─── AVAILABLE DATA ───
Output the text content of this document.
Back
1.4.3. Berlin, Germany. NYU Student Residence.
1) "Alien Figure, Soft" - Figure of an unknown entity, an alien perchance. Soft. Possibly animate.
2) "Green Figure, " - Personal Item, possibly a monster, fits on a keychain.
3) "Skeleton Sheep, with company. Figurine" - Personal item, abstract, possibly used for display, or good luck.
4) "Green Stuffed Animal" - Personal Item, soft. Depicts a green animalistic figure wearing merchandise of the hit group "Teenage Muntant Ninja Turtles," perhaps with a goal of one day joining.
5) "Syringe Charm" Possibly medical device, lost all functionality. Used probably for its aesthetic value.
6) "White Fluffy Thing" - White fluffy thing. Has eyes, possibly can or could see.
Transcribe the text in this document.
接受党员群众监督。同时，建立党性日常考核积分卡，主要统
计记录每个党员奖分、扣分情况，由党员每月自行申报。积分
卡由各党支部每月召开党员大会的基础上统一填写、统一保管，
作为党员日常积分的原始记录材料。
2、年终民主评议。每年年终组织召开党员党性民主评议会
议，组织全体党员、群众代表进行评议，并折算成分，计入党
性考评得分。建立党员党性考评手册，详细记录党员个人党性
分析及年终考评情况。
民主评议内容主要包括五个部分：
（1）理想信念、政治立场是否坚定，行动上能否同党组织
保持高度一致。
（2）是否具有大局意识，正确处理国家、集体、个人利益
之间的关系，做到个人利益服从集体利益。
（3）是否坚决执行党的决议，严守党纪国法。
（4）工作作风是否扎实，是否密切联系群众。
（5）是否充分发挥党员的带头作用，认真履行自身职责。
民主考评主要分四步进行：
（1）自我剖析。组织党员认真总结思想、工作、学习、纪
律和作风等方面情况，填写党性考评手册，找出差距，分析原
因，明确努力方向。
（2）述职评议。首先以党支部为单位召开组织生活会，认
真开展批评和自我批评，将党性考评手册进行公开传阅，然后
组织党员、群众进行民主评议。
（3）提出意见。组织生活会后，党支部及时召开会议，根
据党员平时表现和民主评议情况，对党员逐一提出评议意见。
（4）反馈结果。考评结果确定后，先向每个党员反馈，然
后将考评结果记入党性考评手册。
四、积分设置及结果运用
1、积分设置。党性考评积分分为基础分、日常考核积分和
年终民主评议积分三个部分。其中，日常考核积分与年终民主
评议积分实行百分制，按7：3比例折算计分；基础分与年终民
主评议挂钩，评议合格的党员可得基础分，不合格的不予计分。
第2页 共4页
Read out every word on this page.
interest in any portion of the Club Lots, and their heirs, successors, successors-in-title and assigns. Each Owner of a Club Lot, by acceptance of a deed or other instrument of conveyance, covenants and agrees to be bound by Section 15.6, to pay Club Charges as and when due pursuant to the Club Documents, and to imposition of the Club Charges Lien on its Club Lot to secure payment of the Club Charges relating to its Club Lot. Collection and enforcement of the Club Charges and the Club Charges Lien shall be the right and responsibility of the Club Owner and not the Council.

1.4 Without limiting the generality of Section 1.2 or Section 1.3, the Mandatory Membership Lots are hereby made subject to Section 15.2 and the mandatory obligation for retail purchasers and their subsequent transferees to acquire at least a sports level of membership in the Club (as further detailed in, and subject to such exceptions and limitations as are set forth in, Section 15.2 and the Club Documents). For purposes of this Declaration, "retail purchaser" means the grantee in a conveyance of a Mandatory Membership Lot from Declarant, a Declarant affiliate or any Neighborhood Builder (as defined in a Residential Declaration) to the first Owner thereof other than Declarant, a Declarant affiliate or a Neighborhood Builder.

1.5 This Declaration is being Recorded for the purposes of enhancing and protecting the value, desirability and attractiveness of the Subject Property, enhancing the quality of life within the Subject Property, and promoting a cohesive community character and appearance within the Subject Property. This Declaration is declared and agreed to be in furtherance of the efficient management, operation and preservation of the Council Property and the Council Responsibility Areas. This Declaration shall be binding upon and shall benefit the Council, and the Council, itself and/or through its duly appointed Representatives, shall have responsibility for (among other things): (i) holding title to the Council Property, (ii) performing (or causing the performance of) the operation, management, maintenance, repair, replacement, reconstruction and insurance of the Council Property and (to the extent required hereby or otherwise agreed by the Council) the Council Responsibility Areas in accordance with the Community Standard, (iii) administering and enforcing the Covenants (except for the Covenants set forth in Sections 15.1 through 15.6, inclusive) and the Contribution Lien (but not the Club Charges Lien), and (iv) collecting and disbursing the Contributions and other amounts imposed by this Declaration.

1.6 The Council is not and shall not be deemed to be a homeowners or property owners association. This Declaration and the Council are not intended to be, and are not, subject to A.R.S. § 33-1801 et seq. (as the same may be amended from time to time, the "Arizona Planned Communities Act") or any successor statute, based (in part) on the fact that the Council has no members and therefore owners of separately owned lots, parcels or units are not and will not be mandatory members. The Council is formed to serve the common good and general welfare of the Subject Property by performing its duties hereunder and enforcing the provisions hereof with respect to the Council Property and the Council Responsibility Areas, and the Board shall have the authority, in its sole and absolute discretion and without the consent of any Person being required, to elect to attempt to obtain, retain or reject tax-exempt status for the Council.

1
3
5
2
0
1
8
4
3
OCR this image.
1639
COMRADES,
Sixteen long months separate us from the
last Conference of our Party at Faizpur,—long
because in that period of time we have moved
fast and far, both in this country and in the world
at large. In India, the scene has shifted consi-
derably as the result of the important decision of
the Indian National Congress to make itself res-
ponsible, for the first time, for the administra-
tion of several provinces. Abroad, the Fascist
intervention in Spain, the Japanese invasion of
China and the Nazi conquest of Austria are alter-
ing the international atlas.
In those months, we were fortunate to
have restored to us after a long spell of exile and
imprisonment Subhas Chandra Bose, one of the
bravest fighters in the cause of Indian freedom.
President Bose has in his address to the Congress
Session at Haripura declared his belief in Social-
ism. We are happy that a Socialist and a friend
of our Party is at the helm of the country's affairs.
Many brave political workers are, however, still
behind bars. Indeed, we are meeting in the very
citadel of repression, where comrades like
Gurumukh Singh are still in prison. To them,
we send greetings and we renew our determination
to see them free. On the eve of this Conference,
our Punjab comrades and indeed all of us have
───
> GIVEN TASK: Every entry needs to be retyped exactly.

> COMPLETE RESPONSE:
Output the text content of this document.
Back
1.4.3. Berlin, Germany. NYU Student Residence.
1) "Alien Figure, Soft" - Figure of an unknown entity, an alien perchance. Soft. Possibly animate.
2) "Green Figure, " - Personal Item, possibly a monster, fits on a keychain.
3) "Skeleton Sheep, with company. Figurine" - Personal item, abstract, possibly used for display, or good luck.
4) "Green Stuffed Animal" - Personal Item, soft. Depicts a green animalistic figure wearing merchandise of the hit group "Teenage Muntant Ninja Turtles," perhaps with a goal of one day joining.
5) "Syringe Charm" Possibly medical device, lost all functionality. Used probably for its aesthetic value.
6) "White Fluffy Thing" - White fluffy thing. Has eyes, possibly can or could see.
Transcribe the text in this document.
接受党员群众监督。同时，建立党性日常考核积分卡，主要统
计记录每个党员奖分、扣分情况，由党员每月自行申报。积分
卡由各党支部每月召开党员大会的基础上统一填写、统一保管，
作为党员日常积分的原始记录材料。
2、年终民主评议。每年年终组织召开党员党性民主评议会
议，组织全体党员、群众代表进行评议，并折算成分，计入党
性考评得分。建立党员党性考评手册，详细记录党员个人党性
分析及年终考评情况。
民主评议内容主要包括五个部分：
（1）理想信念、政治立场是否坚定，行动上能否同党组织
保持高度一致。
（2）是否具有大局意识，正确处理国家、集体、个人利益
之间的关系，做到个人利益服从集体利益。
（3）是否坚决执行党的决议，严守党纪国法。
（4）工作作风是否扎实，是否密切联系群众。
（5）是否充分发挥党员的带头作用，认真履行自身职责。
民主考评主要分四步进行：
（1）自我剖析。组织党员认真总结思想、工作、学习、纪
律和作风等方面情况，填写党性考评手册，找出差距，分析原
因，明确努力方向。
（2）述职评议。首先以党支部为单位召开组织生活会，认
真开展批评和自我批评，将党性考评手册进行公开传阅，然后
组织党员、群众进行民主评议。
（3）提出意见。组织生活会后，党支部及时召开会议，根
据党员平时表现和民主评议情况，对党员逐一提出评议意见。
（4）反馈结果。考评结果确定后，先向每个党员反馈，然
后将考评结果记入党性考评手册。
四、积分设置及结果运用
1、积分设置。党性考评积分分为基础分、日常考核积分和
年终民主评议积分三个部分。其中，日常考核积分与年终民主
评议积分实行百分制，按7：3比例折算计分；基础分与年终民
主评议挂钩，评议合格的党员可得基础分，不合格的不予计分。
第2页 共4页
Read out every word on this page.
interest in any portion of the Club Lots, and their heirs, successors, successors-in-title and assigns. Each Owner of a Club Lot, by acceptance of a deed or other instrument of conveyance, covenants and agrees to be bound by Section 15.6, to pay Club Charges as and when due pursuant to the Club Documents, and to imposition of the Club Charges Lien on its Club Lot to secure payment of the Club Charges relating to its Club Lot. Collection and enforcement of the Club Charges and the Club Charges Lien shall be the right and responsibility of the Club Owner and not the Council.

1.4 Without limiting the generality of Section 1.2 or Section 1.3, the Mandatory Membership Lots are hereby made subject to Section 15.2 and the mandatory obligation for retail purchasers and their subsequent transferees to acquire at least a sports level of membership in the Club (as further detailed in, and subject to such exceptions and limitations as are set forth in, Section 15.2 and the Club Documents). For purposes of this Declaration, "retail purchaser" means the grantee in a conveyance of a Mandatory Membership Lot from Declarant, a Declarant affiliate or any Neighborhood Builder (as defined in a Residential Declaration) to the first Owner thereof other than Declarant, a Declarant affiliate or a Neighborhood Builder.

1.5 This Declaration is being Recorded for the purposes of enhancing and protecting the value, desirability and attractiveness of the Subject Property, enhancing the quality of life within the Subject Property, and promoting a cohesive community character and appearance within the Subject Property. This Declaration is declared and agreed to be in furtherance of the efficient management, operation and preservation of the Council Property and the Council Responsibility Areas. This Declaration shall be binding upon and shall benefit the Council, and the Council, itself and/or through its duly appointed Representatives, shall have responsibility for (among other things): (i) holding title to the Council Property, (ii) performing (or causing the performance of) the operation, management, maintenance, repair, replacement, reconstruction and insurance of the Council Property and (to the extent required hereby or otherwise agreed by the Council) the Council Responsibility Areas in accordance with the Community Standard, (iii) administering and enforcing the Covenants (except for the Covenants set forth in Sections 15.1 through 15.6, inclusive) and the Contribution Lien (but not the Club Charges Lien), and (iv) collecting and disbursing the Contributions and other amounts imposed by this Declaration.

1.6 The Council is not and shall not be deemed to be a homeowners or property owners association. This Declaration and the Council are not intended to be, and are not, subject to A.R.S. § 33-1801 et seq. (as the same may be amended from time to time, the "Arizona Planned Communities Act") or any successor statute, based (in part) on the fact that the Council has no members and therefore owners of separately owned lots, parcels or units are not and will not be mandatory members. The Council is formed to serve the common good and general welfare of the Subject Property by performing its duties hereunder and enforcing the provisions hereof with respect to the Council Property and the Council Responsibility Areas, and the Board shall have the authority, in its sole and absolute discretion and without the consent of any Person being required, to elect to attempt to obtain, retain or reject tax-exempt status for the Council.

1
3
5
2
0
1
8
4
3
OCR this image.
1639
COMRADES,
Sixteen long months separate us from the
last Conference of our Party at Faizpur,—long
because in that period of time we have moved
fast and far, both in this country and in the world
at large. In India, the scene has shifted consi-
derably as the result of the important decision of
the Indian National Congress to make itself res-
ponsible, for the first time, for the administra-
tion of several provinces. Abroad, the Fascist
intervention in Spain, the Japanese invasion of
China and the Nazi conquest of Austria are alter-
ing the international atlas.
In those months, we were fortunate to
have restored to us after a long spell of exile and
imprisonment Subhas Chandra Bose, one of the
bravest fighters in the cause of Indian freedom.
President Bose has in his address to the Congress
Session at Haripura declared his belief in Social-
ism. We are happy that a Socialist and a friend
of our Party is at the helm of the country's affairs.
Many brave political workers are, however, still
behind bars. Indeed, we are meeting in the very
citadel of repression, where comrades like
Gurumukh Singh are still in prison. To them,
we send greetings and we renew our determination
to see them free. On the eve of this Conference,
our Punjab comrades and indeed all of us have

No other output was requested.